▶ DIRECTIONS
Filter these entries so that only lines with the word "nSolid" remain.

▶ DATA SUPPLIED

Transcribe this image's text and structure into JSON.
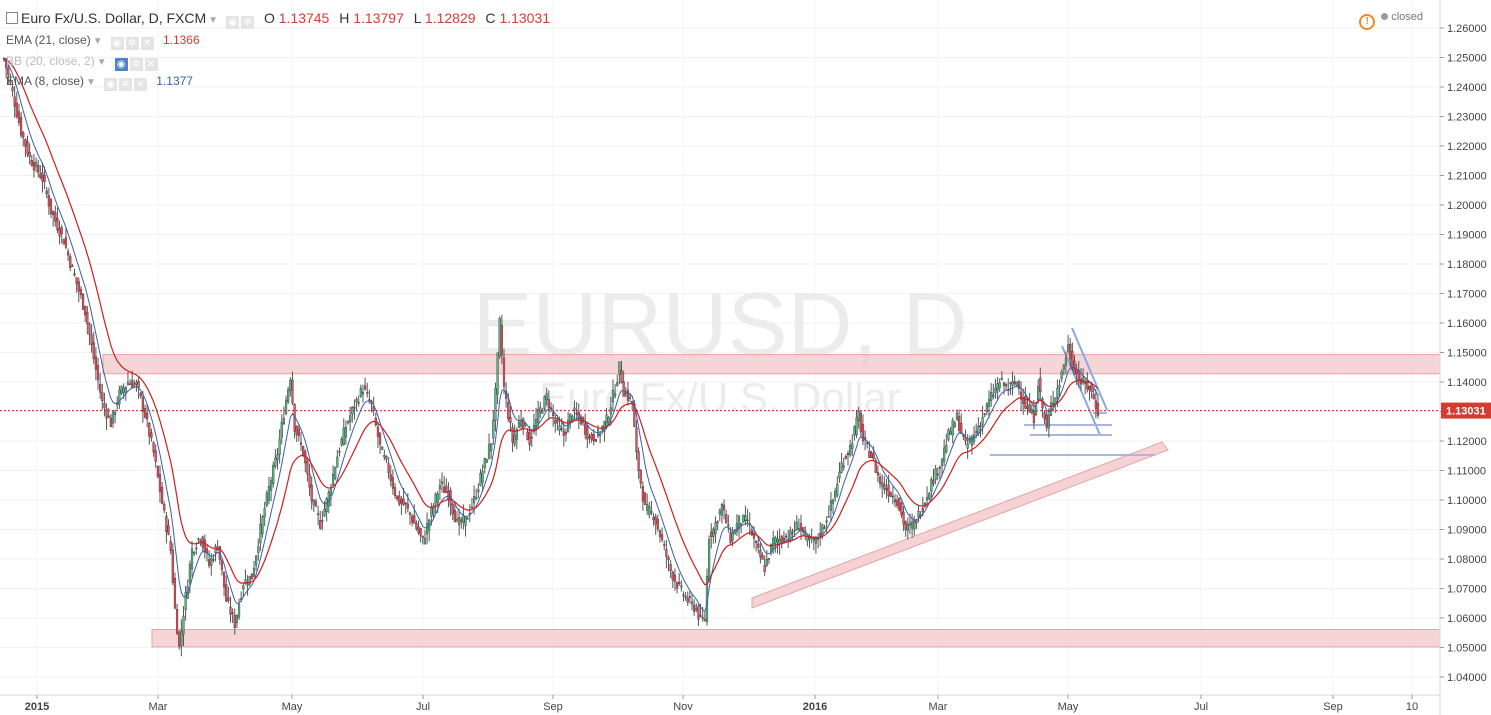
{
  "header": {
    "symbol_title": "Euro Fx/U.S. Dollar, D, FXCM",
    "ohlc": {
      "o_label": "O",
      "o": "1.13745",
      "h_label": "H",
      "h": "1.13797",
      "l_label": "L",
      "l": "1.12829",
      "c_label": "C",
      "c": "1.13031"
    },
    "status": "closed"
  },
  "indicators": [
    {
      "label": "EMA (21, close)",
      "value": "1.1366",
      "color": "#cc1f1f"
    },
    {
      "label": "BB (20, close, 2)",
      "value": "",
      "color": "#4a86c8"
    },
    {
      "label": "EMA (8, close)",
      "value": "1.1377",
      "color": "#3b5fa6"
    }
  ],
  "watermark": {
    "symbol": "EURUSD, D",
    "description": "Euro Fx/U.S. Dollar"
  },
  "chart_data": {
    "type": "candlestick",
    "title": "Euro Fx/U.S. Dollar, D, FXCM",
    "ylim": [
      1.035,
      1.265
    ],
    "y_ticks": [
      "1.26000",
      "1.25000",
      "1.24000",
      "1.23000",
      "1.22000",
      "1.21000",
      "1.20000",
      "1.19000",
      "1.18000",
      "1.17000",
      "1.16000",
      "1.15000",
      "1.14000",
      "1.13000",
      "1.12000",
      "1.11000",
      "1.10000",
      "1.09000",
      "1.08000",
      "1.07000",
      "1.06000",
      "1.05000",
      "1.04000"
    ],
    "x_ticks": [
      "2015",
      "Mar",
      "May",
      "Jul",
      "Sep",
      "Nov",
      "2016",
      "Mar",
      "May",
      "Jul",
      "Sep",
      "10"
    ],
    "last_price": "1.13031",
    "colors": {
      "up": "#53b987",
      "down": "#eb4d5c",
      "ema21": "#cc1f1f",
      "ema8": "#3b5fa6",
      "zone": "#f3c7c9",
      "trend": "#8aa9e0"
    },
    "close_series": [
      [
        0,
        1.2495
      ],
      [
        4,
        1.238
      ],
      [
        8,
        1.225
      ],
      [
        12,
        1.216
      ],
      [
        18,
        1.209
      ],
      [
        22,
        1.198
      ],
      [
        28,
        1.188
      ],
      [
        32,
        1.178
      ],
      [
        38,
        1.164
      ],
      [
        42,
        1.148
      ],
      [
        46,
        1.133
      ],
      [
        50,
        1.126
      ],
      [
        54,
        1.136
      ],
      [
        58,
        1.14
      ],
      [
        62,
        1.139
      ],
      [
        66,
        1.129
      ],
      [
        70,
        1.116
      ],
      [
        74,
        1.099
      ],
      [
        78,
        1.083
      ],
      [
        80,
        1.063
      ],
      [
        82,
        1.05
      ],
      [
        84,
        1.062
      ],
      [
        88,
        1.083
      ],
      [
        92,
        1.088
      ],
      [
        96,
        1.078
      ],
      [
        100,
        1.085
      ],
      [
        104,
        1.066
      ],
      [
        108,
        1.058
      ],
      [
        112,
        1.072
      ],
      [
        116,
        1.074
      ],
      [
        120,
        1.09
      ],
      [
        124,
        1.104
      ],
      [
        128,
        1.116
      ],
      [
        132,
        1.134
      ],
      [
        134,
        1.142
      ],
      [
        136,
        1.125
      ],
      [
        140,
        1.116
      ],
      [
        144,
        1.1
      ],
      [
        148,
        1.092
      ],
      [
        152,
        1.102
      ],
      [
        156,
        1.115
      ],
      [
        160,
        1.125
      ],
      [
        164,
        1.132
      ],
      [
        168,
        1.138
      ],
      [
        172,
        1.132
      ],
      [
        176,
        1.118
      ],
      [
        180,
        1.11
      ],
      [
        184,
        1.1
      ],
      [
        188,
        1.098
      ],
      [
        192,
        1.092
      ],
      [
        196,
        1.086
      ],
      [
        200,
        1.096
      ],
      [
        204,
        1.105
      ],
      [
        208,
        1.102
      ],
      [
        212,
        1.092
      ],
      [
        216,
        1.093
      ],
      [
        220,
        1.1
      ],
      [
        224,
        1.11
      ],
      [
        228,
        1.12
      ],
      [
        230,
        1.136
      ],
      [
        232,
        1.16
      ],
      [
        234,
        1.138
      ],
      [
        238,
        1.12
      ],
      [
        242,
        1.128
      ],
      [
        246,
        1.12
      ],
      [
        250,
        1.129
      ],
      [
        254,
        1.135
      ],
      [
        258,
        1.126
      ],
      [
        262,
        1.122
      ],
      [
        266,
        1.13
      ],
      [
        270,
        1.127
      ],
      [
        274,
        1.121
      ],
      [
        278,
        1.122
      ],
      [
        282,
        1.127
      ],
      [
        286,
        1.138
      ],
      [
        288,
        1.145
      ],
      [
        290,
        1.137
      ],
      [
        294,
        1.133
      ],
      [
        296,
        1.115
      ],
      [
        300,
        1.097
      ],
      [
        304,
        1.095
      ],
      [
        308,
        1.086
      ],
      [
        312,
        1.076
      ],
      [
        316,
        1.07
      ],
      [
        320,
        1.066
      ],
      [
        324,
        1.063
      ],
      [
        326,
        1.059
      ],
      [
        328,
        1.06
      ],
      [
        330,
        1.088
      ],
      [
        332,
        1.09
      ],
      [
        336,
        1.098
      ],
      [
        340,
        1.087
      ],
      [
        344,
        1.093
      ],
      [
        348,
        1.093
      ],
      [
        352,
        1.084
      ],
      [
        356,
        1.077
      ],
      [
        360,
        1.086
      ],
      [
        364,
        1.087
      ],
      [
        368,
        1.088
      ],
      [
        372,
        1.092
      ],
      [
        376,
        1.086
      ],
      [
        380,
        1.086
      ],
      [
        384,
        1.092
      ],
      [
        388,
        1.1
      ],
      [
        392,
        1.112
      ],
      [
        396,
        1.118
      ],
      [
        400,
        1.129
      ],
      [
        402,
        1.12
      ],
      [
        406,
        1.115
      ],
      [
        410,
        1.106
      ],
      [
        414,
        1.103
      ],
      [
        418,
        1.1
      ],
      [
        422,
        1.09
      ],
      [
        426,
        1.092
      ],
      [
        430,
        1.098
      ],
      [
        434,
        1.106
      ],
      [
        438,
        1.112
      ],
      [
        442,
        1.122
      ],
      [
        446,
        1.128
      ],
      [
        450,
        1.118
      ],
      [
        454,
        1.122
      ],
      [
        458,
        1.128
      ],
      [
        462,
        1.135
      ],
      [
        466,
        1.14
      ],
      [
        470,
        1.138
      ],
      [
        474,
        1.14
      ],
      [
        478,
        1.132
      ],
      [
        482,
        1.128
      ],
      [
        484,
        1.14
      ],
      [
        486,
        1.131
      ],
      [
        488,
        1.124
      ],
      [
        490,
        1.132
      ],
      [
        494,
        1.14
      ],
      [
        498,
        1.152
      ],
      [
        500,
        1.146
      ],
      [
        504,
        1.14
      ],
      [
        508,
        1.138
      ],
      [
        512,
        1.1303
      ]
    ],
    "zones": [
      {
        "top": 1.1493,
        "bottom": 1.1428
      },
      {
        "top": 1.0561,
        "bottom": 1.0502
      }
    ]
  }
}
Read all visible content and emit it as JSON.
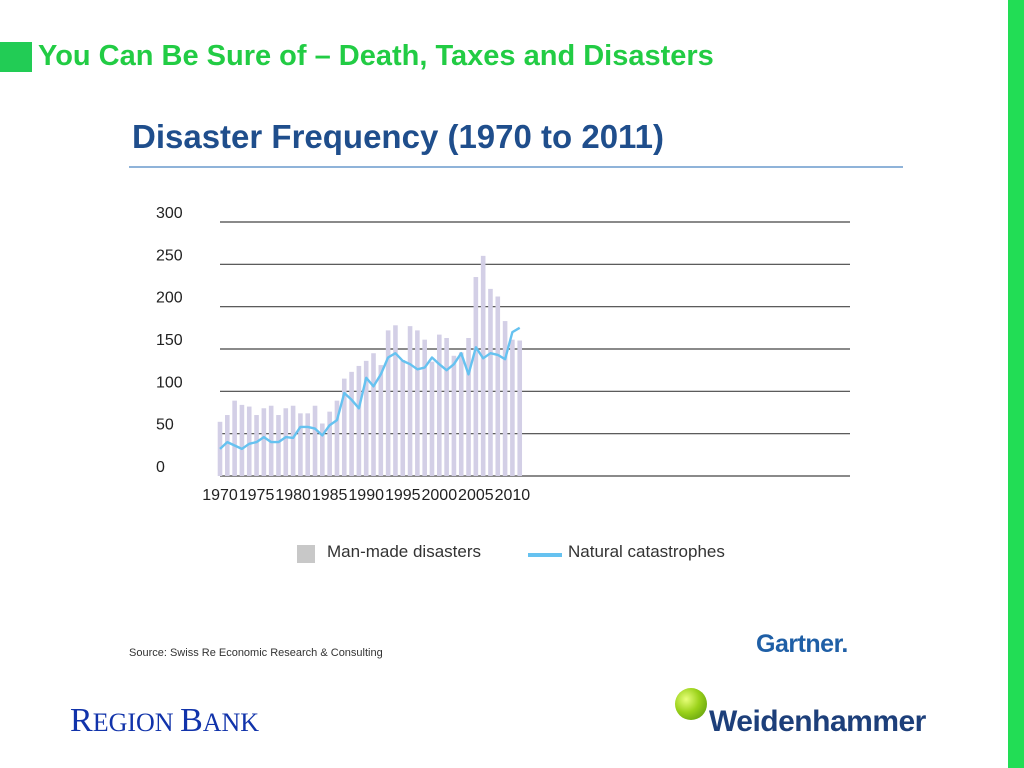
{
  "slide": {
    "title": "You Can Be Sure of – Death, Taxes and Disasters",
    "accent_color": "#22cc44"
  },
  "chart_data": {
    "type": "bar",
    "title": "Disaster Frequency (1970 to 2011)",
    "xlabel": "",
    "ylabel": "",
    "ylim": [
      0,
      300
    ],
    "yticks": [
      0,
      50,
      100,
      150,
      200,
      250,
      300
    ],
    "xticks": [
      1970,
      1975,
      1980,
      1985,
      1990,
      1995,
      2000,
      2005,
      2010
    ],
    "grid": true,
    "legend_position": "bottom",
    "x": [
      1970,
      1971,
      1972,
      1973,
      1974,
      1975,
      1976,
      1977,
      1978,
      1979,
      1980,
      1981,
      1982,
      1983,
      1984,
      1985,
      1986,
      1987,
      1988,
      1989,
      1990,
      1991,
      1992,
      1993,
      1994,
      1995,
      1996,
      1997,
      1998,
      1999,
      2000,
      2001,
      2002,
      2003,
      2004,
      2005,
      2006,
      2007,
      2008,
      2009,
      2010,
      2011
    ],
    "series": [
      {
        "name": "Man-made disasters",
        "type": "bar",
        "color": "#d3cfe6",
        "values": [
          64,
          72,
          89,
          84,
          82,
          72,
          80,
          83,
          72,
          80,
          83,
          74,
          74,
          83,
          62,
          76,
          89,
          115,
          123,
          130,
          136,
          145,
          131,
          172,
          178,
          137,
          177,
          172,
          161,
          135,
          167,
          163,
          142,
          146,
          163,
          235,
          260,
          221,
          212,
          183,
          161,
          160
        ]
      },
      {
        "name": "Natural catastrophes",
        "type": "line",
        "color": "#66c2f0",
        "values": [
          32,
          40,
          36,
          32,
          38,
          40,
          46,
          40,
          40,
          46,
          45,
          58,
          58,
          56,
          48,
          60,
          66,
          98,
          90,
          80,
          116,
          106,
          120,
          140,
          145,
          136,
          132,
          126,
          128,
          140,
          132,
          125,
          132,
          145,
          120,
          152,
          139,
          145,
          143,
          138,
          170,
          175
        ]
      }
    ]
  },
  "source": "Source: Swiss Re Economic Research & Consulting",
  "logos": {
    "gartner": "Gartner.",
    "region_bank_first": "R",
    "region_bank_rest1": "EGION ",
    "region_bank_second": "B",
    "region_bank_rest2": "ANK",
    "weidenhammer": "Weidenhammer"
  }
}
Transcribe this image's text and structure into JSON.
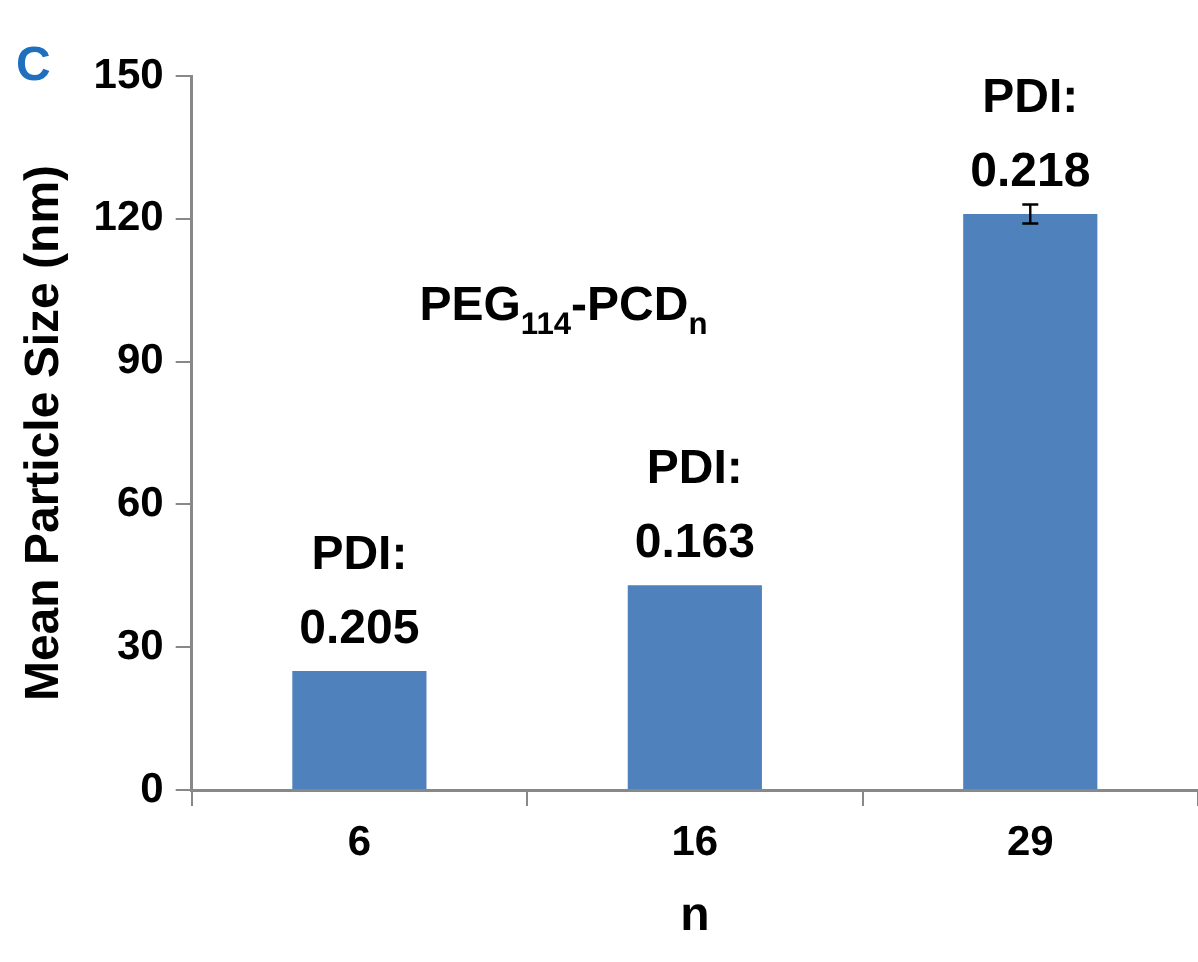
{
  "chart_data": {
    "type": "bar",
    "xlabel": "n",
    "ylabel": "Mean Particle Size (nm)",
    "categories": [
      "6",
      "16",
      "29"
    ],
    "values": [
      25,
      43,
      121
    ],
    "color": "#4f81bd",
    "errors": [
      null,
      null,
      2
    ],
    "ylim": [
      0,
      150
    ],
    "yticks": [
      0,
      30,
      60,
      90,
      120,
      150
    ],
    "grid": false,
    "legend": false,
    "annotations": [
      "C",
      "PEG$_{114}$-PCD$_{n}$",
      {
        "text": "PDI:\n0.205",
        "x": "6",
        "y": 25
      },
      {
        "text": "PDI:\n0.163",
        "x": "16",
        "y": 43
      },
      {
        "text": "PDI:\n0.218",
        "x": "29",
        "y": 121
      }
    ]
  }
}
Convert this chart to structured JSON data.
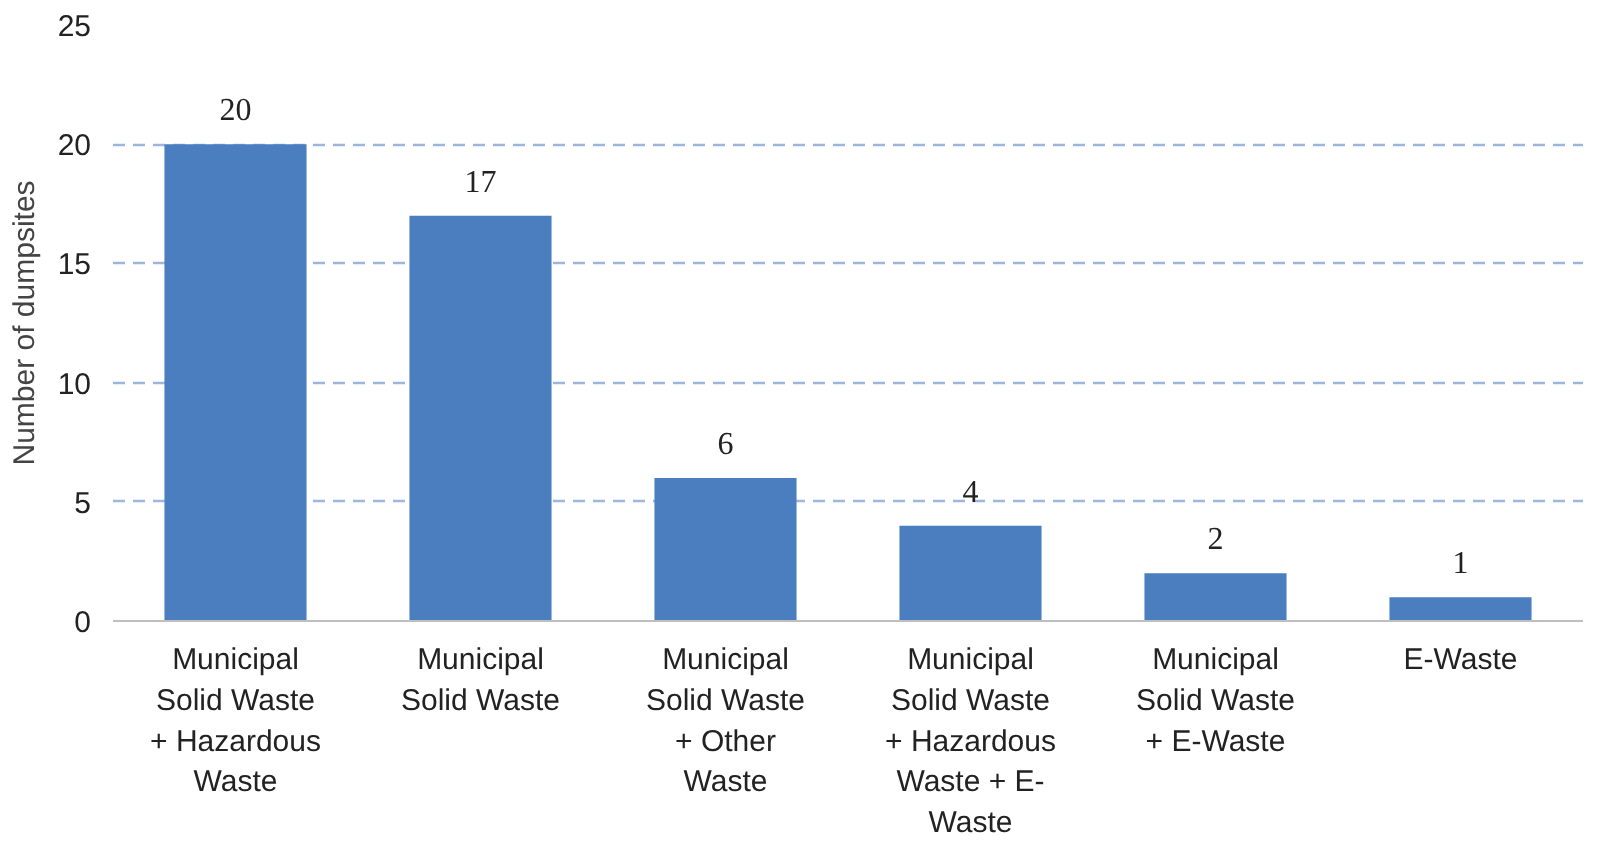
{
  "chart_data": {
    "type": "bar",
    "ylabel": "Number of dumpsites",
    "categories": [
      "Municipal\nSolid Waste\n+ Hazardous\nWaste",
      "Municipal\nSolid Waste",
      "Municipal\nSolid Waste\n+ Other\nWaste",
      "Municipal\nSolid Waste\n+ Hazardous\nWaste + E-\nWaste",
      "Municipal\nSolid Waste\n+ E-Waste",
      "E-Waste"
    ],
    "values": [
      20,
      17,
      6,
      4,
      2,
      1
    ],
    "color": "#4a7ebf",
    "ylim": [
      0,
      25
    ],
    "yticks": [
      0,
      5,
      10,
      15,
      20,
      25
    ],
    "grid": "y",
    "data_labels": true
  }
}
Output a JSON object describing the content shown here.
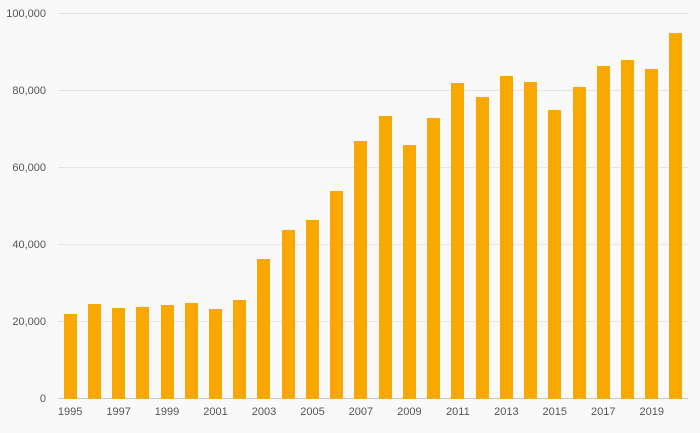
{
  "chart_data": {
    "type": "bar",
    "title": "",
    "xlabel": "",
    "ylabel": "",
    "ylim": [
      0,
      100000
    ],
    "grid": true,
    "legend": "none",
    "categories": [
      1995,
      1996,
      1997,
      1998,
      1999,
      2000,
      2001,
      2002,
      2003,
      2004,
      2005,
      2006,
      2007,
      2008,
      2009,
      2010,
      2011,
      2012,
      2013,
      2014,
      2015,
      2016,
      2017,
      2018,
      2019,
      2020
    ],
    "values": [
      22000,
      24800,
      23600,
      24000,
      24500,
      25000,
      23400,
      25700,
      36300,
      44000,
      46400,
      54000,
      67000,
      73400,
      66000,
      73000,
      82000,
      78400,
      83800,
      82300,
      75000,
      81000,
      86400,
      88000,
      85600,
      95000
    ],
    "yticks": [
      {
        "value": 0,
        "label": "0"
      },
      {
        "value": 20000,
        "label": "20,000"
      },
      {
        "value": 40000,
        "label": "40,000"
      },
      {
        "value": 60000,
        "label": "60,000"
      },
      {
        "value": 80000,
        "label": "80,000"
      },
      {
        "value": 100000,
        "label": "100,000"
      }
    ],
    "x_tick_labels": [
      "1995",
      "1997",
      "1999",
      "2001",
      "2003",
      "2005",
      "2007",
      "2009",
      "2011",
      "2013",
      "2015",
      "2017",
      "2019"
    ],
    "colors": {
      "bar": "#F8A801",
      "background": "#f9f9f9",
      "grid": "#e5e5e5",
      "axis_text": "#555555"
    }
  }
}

▶ TASK ANSWER
      "Municipal\nSolid Waste\n+ Hazardous\nWaste",
      "Municipal\nSolid Waste",
      "Municipal\nSolid Waste\n+ Other\nWaste",
      "Municipal\nSolid Waste\n+ Hazardous\nWaste + E-\nWaste",
      "Municipal\nSolid Waste\n+ E-Waste",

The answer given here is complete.